→ **EXERCISE BRIEF**
For the listing below, give the count of lines containing the string "organization" and nothing else.

────────────────────

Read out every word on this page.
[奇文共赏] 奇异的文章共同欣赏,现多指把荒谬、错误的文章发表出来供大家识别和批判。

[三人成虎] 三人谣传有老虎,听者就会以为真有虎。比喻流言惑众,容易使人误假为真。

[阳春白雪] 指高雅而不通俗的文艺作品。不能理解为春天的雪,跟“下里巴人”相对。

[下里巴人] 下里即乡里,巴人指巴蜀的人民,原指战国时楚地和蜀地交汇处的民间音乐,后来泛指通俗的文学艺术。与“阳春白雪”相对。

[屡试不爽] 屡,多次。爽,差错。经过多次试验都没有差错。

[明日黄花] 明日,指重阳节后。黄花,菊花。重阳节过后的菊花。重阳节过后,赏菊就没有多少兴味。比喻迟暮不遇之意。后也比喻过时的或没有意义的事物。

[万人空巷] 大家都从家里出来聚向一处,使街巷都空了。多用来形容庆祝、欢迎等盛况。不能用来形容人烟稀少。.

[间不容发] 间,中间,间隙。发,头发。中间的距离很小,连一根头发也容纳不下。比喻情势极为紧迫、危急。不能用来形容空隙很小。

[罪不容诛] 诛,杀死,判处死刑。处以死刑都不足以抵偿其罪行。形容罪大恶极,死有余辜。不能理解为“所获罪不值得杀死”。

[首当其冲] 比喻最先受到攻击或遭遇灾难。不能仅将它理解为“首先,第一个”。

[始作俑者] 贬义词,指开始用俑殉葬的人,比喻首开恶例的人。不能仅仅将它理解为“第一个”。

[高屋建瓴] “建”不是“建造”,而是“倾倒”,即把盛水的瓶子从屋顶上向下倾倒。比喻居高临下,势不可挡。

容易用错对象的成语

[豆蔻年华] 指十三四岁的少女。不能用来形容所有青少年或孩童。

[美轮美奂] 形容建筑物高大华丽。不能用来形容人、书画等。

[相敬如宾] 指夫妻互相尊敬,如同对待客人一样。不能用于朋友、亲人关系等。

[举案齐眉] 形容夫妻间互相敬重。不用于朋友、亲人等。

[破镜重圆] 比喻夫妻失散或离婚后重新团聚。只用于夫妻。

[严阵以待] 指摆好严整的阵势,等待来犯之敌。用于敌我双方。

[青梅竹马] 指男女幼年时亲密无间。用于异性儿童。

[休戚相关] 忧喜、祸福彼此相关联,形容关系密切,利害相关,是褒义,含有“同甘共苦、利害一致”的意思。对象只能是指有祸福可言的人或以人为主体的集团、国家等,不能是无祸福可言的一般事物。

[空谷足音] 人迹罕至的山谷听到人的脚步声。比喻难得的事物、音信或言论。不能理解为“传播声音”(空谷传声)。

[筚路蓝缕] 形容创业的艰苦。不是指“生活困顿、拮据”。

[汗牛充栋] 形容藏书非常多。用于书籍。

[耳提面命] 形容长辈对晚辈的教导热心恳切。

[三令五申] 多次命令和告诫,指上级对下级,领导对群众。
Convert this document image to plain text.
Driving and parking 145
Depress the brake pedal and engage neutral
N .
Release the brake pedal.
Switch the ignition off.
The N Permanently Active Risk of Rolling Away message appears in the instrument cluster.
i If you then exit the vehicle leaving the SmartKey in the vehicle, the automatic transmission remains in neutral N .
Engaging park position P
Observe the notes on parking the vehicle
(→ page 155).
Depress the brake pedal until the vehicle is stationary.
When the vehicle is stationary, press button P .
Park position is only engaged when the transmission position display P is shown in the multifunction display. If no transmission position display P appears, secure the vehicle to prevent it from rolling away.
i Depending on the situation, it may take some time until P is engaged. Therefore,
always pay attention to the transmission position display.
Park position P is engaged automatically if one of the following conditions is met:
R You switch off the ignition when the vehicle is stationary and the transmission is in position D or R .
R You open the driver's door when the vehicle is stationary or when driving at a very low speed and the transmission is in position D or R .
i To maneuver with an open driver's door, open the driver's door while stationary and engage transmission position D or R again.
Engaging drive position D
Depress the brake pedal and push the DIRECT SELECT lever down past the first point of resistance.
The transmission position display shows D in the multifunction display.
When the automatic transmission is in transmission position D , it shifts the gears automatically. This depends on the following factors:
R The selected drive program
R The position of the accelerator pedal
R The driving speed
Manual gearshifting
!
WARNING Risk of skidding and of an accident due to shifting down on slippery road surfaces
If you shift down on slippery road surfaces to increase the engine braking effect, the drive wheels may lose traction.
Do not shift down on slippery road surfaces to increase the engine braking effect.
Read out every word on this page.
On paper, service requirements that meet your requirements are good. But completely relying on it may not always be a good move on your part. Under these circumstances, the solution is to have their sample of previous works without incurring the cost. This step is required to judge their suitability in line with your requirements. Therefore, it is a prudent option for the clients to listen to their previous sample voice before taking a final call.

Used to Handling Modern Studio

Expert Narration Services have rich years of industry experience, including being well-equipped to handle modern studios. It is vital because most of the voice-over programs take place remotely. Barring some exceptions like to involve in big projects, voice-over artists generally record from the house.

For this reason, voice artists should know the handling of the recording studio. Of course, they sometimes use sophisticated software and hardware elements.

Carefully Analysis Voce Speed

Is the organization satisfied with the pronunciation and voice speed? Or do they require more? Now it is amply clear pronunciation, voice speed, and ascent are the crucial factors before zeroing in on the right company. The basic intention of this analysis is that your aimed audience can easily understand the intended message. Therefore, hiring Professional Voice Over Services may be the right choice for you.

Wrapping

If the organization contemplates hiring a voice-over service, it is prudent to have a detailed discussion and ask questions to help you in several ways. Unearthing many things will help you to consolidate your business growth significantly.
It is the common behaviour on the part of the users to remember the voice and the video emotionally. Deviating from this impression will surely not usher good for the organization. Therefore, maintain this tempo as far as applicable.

────────────────────

→ **TASK SOLUTION**
3